■ Exercise aim:
Return each line of the data below verbatim; pictures are to be left out.

■ Listing:
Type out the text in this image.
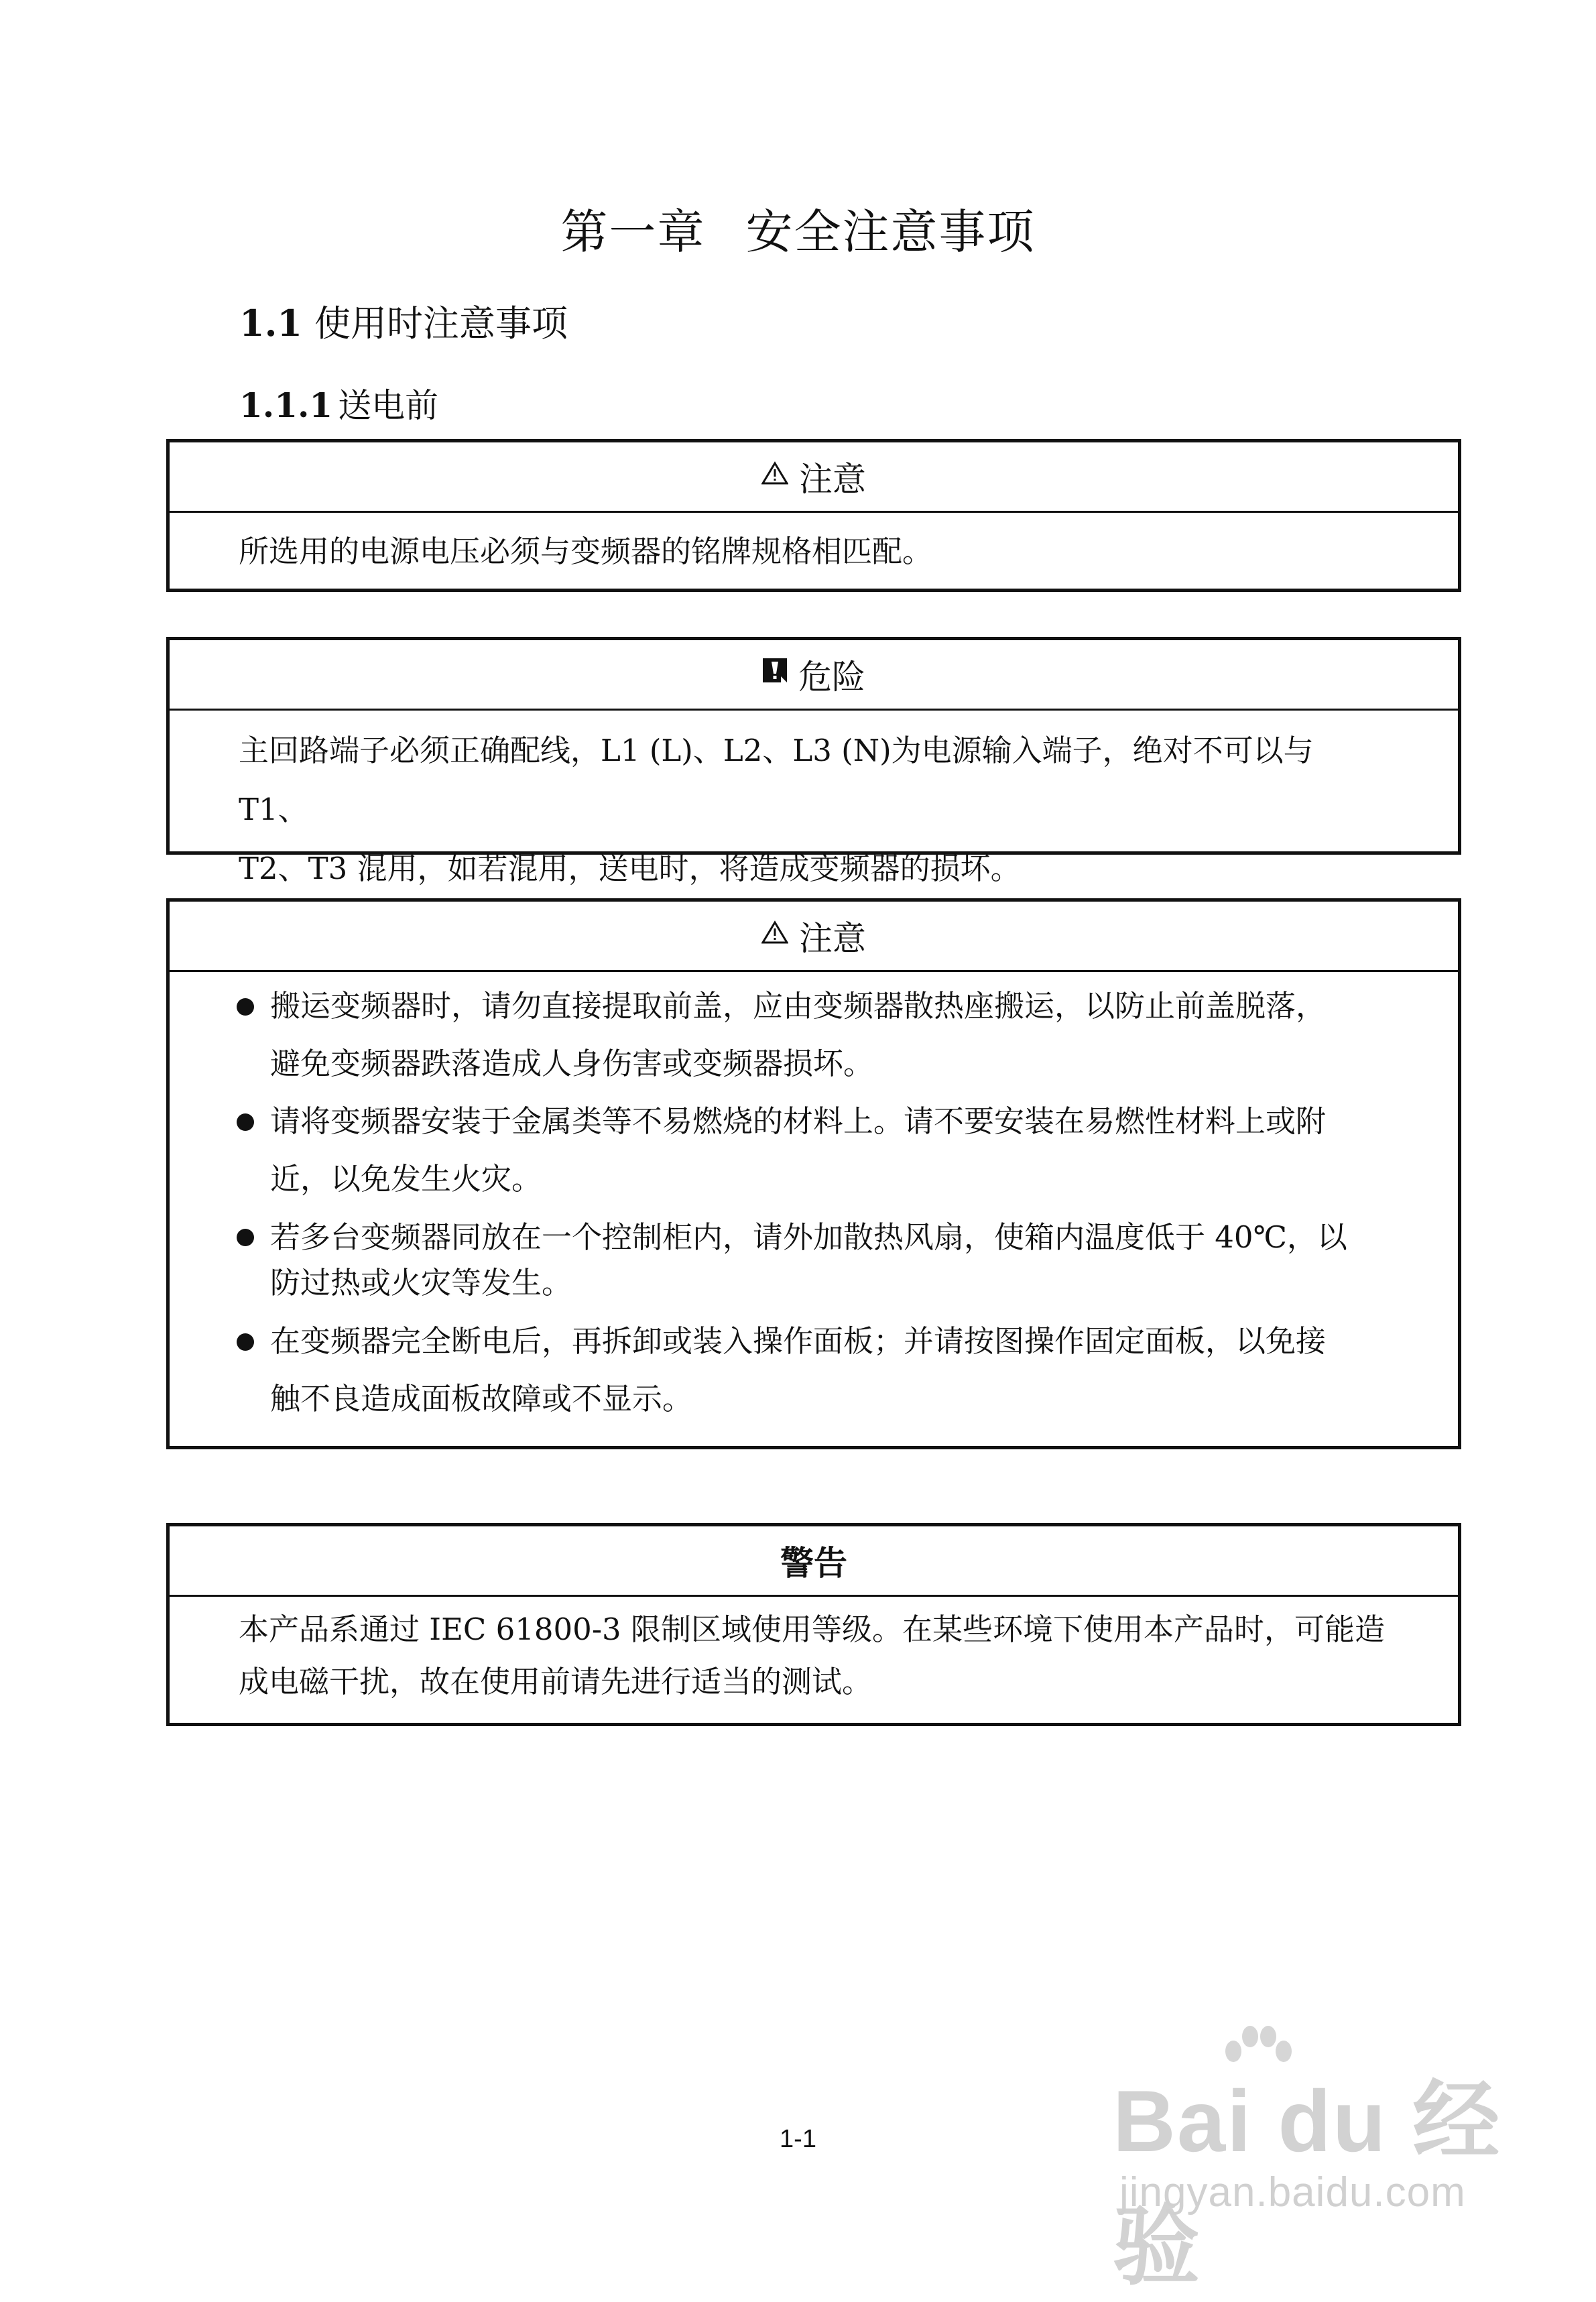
第一章 安全注意事项
1.1 使用时注意事项
1.1.1 送电前
注意
所选用的电源电压必须与变频器的铭牌规格相匹配。
危险
主回路端子必须正确配线，L1 (L)、L2、L3 (N)为电源输入端子，绝对不可以与 T1、
T2、T3 混用，如若混用，送电时，将造成变频器的损坏。
注意
搬运变频器时，请勿直接提取前盖，应由变频器散热座搬运，以防止前盖脱落，
避免变频器跌落造成人身伤害或变频器损坏。
请将变频器安装于金属类等不易燃烧的材料上。请不要安装在易燃性材料上或附
近，以免发生火灾。
若多台变频器同放在一个控制柜内，请外加散热风扇，使箱内温度低于 40℃，以
防过热或火灾等发生。
在变频器完全断电后，再拆卸或装入操作面板；并请按图操作固定面板，以免接
触不良造成面板故障或不显示。
警告
本产品系通过 IEC 61800-3 限制区域使用等级。在某些环境下使用本产品时，可能造
成电磁干扰，故在使用前请先进行适当的测试。
1-1	Bai du 经验
jingyan.baidu.com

■ The completed task:
Type out the text in this image.
第一章 安全注意事项
1.1 使用时注意事项
1.1.1 送电前
注意
所选用的电源电压必须与变频器的铭牌规格相匹配。
危险
主回路端子必须正确配线，L1 (L)、L2、L3 (N)为电源输入端子，绝对不可以与 T1、
T2、T3 混用，如若混用，送电时，将造成变频器的损坏。
注意
搬运变频器时，请勿直接提取前盖，应由变频器散热座搬运，以防止前盖脱落，
避免变频器跌落造成人身伤害或变频器损坏。
请将变频器安装于金属类等不易燃烧的材料上。请不要安装在易燃性材料上或附
近，以免发生火灾。
若多台变频器同放在一个控制柜内，请外加散热风扇，使箱内温度低于 40℃，以
防过热或火灾等发生。
在变频器完全断电后，再拆卸或装入操作面板；并请按图操作固定面板，以免接
触不良造成面板故障或不显示。
警告
本产品系通过 IEC 61800-3 限制区域使用等级。在某些环境下使用本产品时，可能造
成电磁干扰，故在使用前请先进行适当的测试。
1-1	Bai du 经验
jingyan.baidu.com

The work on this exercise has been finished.